* [Problem to work on]: Can you copy the rows below word for word, leaving out the pictures?

* [Task inputs]:
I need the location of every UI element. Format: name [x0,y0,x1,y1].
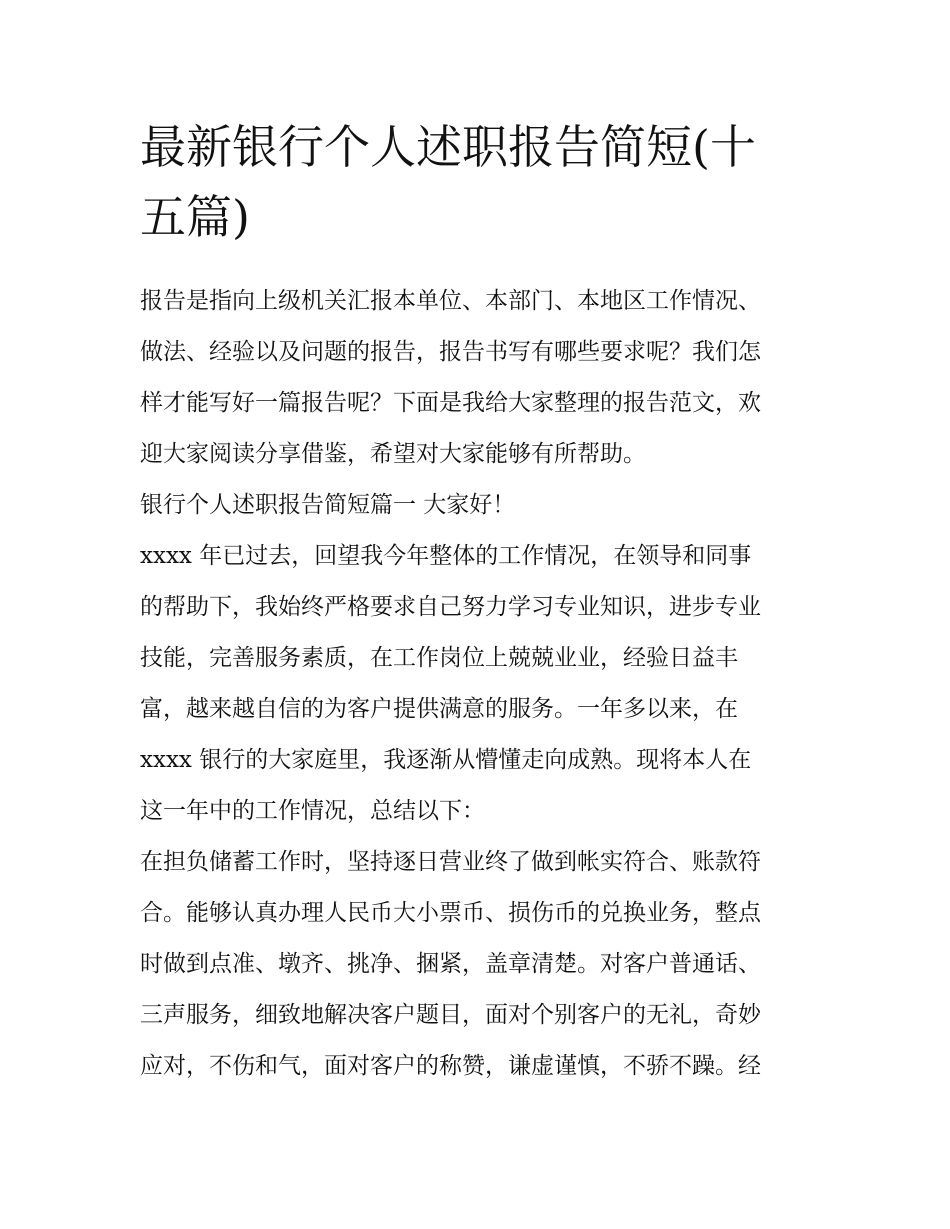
document-content [140,112,812,1092]
text-line: 三声服务，细致地解决客户题目，面对个别客户的无礼，奇妙 [140,1002,761,1028]
text-line: 的帮助下，我始终严格要求自己努力学习专业知识，进步专业 [140,594,761,620]
document-title [140,112,812,252]
title-line: 最新银行个人述职报告简短(十 [140,120,756,174]
section-heading: 银行个人述职报告简短篇一 大家好！ [140,492,516,518]
title-line: 五篇) [140,190,250,244]
text-line: 这一年中的工作情况，总结以下： [140,798,485,824]
text-line: 报告是指向上级机关汇报本单位、本部门、本地区工作情况、 [140,288,761,314]
text-line: 迎大家阅读分享借鉴，希望对大家能够有所帮助。 [140,441,646,467]
text-line: xxxx 银行的大家庭里，我逐渐从懵懂走向成熟。现将本人在 [140,747,752,773]
document-body [140,276,812,1092]
text-line: 应对，不伤和气，面对客户的称赞，谦虚谨慎，不骄不躁。经 [140,1053,761,1079]
text-line: 在担负储蓄工作时，坚持逐日营业终了做到帐实符合、账款符 [140,849,761,875]
text-line: 样才能写好一篇报告呢？下面是我给大家整理的报告范文，欢 [140,390,761,416]
text-line: 技能，完善服务素质，在工作岗位上兢兢业业，经验日益丰 [140,645,738,671]
text-line: 合。能够认真办理人民币大小票币、损伤币的兑换业务，整点 [140,900,761,926]
text-line: xxxx 年已过去，回望我今年整体的工作情况，在领导和同事 [140,543,752,569]
text-line: 富，越来越自信的为客户提供满意的服务。一年多以来，在 [140,696,738,722]
text-line: 时做到点准、墩齐、挑净、捆紧，盖章清楚。对客户普通话、 [140,951,761,977]
text-line: 做法、经验以及问题的报告，报告书写有哪些要求呢？我们怎 [140,339,761,365]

* [Problem solution]:
I need the location of every UI element. Format: name [x0,y0,x1,y1].
document-content [140,112,812,1092]
text-line: 三声服务，细致地解决客户题目，面对个别客户的无礼，奇妙 [140,1002,761,1028]
text-line: 的帮助下，我始终严格要求自己努力学习专业知识，进步专业 [140,594,761,620]
document-title [140,112,812,252]
title-line: 最新银行个人述职报告简短(十 [140,120,756,174]
section-heading: 银行个人述职报告简短篇一 大家好！ [140,492,516,518]
title-line: 五篇) [140,190,250,244]
text-line: 这一年中的工作情况，总结以下： [140,798,485,824]
text-line: 报告是指向上级机关汇报本单位、本部门、本地区工作情况、 [140,288,761,314]
text-line: 迎大家阅读分享借鉴，希望对大家能够有所帮助。 [140,441,646,467]
text-line: xxxx 银行的大家庭里，我逐渐从懵懂走向成熟。现将本人在 [140,747,752,773]
document-body [140,276,812,1092]
text-line: 应对，不伤和气，面对客户的称赞，谦虚谨慎，不骄不躁。经 [140,1053,761,1079]
text-line: 在担负储蓄工作时，坚持逐日营业终了做到帐实符合、账款符 [140,849,761,875]
text-line: 样才能写好一篇报告呢？下面是我给大家整理的报告范文，欢 [140,390,761,416]
text-line: 技能，完善服务素质，在工作岗位上兢兢业业，经验日益丰 [140,645,738,671]
text-line: 合。能够认真办理人民币大小票币、损伤币的兑换业务，整点 [140,900,761,926]
text-line: xxxx 年已过去，回望我今年整体的工作情况，在领导和同事 [140,543,752,569]
text-line: 富，越来越自信的为客户提供满意的服务。一年多以来，在 [140,696,738,722]
text-line: 时做到点准、墩齐、挑净、捆紧，盖章清楚。对客户普通话、 [140,951,761,977]
text-line: 做法、经验以及问题的报告，报告书写有哪些要求呢？我们怎 [140,339,761,365]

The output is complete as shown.